(Londres) Cela faisait 70 ans que le Royaume-Uni n’avait pas vu ça : le roi Charles III et la reine Camilla ont été couronnés samedi à l’abbaye de Westminster à Londres lors d’une cérémonie chrétienne pleine de pompe et de solennité, assombrie par des arrestations de manifestants antimonarchie.

Malgré la pluie et un certain manque d’enthousiasme populaire entourant cet évènement unique en Europe, des dizaines de milliers de personnes se sont massées pour apercevoir le souverain et sa deuxième épouse les saluer depuis le mythique balcon du palais de Buckingham après son sacre à l’abbaye.

Temps fort de ce moment d’Histoire comme seule la monarchie britannique sait en produire, l’archevêque de Canterbury a posé sur la tête du souverain de 74 ans la couronne de Saint-Edouard, en or massif et sertie de rubis.

___

#### CONSIGNES
1. Selon l'extrait sur le couronnement, quel âge a le souverain ?
2. Modifiez l'extrait sur le couronnement de « (Londres) Cela faisait » à « de manifestants antimonarchie. » en remplaçant « samedi » par « dimanche ».
Les enregistrements proviennent d'une autre source.

#### ENREGISTREMENTS
___

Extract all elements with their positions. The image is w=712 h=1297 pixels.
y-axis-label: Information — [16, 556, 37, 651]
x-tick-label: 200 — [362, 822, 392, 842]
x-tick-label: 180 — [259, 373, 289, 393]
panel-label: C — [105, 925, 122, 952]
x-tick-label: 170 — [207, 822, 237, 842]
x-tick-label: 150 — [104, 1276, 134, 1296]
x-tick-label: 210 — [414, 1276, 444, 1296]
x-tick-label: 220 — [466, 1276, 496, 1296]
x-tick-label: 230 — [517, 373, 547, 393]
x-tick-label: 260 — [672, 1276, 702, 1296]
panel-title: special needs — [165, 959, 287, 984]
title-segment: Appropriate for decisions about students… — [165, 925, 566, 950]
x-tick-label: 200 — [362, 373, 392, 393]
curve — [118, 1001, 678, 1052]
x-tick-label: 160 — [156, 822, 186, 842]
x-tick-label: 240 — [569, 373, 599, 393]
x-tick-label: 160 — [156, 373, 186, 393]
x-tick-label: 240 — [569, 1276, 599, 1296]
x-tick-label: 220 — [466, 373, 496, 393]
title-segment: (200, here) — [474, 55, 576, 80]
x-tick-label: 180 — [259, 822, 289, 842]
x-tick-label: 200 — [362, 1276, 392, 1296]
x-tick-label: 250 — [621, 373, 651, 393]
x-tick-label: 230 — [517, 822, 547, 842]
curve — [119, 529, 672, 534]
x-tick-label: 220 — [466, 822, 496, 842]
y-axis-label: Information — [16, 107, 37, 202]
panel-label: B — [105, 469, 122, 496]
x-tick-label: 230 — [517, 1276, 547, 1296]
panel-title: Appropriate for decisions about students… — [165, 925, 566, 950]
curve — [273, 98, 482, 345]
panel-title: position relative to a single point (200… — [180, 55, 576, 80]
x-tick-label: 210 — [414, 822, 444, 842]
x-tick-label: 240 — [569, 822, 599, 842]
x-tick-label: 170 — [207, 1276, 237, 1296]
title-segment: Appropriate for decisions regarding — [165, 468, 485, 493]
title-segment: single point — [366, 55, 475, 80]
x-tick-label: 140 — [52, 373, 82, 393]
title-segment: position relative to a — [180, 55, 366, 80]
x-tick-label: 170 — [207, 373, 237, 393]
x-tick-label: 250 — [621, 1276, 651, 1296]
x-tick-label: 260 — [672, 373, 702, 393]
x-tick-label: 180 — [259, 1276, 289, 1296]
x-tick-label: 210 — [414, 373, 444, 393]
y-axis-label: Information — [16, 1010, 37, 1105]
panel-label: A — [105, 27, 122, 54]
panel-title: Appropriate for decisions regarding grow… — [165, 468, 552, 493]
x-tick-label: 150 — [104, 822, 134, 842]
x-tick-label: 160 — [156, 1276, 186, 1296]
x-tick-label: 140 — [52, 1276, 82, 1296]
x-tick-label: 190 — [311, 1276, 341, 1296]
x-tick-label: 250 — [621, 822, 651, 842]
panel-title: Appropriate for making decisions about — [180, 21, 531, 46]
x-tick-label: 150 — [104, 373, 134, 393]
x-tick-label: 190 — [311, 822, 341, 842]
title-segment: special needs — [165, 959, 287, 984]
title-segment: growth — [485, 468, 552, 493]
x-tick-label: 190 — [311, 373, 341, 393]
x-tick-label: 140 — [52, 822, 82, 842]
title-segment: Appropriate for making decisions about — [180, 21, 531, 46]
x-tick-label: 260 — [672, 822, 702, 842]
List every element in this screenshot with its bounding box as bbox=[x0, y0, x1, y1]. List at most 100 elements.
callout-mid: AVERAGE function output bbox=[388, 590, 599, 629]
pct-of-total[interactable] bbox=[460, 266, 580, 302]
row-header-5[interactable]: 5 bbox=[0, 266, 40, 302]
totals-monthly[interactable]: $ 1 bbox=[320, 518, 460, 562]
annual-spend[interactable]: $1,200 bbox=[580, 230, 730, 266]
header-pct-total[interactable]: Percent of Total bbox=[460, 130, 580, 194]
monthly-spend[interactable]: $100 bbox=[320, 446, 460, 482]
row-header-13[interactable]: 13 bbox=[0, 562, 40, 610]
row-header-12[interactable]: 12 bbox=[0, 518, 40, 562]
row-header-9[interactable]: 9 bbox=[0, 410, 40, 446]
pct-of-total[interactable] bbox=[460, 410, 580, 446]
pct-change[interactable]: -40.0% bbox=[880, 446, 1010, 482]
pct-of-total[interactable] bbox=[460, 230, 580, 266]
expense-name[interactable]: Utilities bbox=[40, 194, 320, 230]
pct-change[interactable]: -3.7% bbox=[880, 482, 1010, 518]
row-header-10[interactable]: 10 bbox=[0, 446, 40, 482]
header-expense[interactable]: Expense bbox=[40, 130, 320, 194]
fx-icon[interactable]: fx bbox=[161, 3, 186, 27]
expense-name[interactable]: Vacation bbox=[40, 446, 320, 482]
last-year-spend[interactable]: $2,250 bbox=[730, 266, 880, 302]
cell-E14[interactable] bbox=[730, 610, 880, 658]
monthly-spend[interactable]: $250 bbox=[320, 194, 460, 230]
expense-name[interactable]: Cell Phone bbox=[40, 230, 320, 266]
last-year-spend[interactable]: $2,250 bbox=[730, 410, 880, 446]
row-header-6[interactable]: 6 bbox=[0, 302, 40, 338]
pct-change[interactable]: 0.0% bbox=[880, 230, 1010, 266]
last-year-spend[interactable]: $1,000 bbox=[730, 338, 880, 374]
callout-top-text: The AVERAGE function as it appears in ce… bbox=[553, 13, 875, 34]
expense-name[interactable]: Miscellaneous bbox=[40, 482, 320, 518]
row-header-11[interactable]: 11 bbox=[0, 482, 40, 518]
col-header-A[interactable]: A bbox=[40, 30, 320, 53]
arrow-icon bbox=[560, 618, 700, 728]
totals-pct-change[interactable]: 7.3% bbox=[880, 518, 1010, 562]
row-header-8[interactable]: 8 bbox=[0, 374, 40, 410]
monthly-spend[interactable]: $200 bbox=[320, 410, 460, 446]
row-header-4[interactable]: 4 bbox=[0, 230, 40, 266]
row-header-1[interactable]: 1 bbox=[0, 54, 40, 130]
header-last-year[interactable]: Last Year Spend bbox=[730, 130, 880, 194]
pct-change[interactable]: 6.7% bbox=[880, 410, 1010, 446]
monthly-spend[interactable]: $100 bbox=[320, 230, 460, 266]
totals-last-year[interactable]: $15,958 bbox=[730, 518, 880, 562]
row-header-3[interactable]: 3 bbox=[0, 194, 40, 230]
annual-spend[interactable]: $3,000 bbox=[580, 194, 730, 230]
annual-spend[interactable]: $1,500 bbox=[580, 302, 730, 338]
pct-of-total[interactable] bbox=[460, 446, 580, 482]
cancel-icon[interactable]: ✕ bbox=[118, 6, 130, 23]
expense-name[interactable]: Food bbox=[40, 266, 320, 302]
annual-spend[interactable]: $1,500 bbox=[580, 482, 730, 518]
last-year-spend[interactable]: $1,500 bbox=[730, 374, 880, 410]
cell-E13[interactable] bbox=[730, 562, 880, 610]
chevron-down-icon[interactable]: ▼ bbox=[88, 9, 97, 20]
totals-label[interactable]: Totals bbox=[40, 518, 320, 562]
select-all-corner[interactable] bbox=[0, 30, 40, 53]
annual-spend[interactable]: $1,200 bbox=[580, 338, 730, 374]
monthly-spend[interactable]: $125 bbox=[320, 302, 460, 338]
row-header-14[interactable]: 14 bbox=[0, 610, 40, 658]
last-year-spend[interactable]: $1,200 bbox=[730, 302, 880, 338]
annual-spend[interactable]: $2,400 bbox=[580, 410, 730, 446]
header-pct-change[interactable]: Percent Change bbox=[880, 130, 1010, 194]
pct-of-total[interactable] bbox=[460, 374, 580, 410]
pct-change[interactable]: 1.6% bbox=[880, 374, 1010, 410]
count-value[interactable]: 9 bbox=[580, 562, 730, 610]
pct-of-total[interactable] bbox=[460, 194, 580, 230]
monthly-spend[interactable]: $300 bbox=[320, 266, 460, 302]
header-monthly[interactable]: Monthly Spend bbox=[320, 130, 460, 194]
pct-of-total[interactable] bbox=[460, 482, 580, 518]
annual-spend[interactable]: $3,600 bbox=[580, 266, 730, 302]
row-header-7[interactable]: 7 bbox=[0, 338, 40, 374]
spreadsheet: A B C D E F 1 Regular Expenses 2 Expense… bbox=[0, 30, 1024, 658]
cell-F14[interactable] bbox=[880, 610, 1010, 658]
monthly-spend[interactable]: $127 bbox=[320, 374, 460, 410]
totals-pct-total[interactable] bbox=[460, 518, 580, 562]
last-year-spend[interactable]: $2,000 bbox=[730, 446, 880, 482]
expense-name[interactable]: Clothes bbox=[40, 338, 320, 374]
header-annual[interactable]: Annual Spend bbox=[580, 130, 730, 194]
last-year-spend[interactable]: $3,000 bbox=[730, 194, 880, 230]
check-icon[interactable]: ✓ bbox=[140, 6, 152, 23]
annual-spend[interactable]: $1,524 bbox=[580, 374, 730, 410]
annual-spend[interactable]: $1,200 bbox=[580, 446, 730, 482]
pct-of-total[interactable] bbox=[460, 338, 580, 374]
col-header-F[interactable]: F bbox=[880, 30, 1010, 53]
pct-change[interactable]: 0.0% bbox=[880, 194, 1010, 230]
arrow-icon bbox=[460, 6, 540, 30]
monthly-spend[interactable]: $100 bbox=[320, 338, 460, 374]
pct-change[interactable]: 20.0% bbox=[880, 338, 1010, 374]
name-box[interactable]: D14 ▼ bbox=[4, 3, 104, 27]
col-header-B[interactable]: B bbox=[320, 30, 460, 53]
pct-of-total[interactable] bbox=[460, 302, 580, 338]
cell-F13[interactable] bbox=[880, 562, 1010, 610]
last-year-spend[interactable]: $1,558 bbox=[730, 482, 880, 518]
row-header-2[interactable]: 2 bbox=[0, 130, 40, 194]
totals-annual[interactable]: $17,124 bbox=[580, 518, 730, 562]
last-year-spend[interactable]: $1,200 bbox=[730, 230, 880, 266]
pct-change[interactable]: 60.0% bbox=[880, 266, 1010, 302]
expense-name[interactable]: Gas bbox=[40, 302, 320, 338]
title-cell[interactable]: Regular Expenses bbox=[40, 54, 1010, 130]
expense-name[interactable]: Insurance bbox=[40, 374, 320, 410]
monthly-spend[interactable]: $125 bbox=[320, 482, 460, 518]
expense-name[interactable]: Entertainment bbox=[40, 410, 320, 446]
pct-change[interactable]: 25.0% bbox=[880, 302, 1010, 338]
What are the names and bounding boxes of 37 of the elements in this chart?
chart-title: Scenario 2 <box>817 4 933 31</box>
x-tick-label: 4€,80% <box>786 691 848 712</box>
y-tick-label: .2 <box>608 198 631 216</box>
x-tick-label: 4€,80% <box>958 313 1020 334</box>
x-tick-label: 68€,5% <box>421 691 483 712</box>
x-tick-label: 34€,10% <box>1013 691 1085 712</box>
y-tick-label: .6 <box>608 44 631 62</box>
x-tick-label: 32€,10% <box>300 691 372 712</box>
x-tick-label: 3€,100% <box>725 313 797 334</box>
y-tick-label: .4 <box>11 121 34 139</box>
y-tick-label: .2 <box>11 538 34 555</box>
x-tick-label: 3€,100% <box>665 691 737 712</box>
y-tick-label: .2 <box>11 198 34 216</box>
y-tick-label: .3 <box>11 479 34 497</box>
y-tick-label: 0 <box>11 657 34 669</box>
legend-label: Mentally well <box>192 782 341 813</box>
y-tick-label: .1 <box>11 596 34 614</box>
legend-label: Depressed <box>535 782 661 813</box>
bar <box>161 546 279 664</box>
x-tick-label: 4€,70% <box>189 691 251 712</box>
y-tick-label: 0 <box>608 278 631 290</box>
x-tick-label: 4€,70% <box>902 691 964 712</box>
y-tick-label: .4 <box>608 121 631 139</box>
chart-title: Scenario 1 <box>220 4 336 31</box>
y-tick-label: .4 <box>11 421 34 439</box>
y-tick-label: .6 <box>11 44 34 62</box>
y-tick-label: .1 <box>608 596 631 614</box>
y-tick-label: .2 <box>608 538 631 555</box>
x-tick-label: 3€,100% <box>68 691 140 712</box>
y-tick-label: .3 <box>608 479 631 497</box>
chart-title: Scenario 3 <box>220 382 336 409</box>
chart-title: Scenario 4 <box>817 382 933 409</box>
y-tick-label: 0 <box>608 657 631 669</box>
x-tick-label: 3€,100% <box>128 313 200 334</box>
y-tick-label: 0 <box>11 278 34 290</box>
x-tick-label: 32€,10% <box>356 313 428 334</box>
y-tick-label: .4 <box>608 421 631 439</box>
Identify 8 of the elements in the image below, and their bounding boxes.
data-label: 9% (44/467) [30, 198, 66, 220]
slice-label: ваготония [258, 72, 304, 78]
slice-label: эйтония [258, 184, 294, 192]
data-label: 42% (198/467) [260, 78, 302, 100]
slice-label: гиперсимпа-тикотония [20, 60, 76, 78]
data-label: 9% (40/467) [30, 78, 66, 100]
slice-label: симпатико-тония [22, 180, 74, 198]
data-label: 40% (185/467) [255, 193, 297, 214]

___

#### RÉPONSES
1. 74 ans.

2.
(Londres) Cela faisait 70 ans que le Royaume-Uni n’avait pas vu ça : le roi Charles III et la reine Camilla ont été couronnés dimanche à l’abbaye de Westminster à Londres lors d’une cérémonie chrétienne pleine de pompe et de solennité, assombrie par des arrestations de manifestants antimonarchie.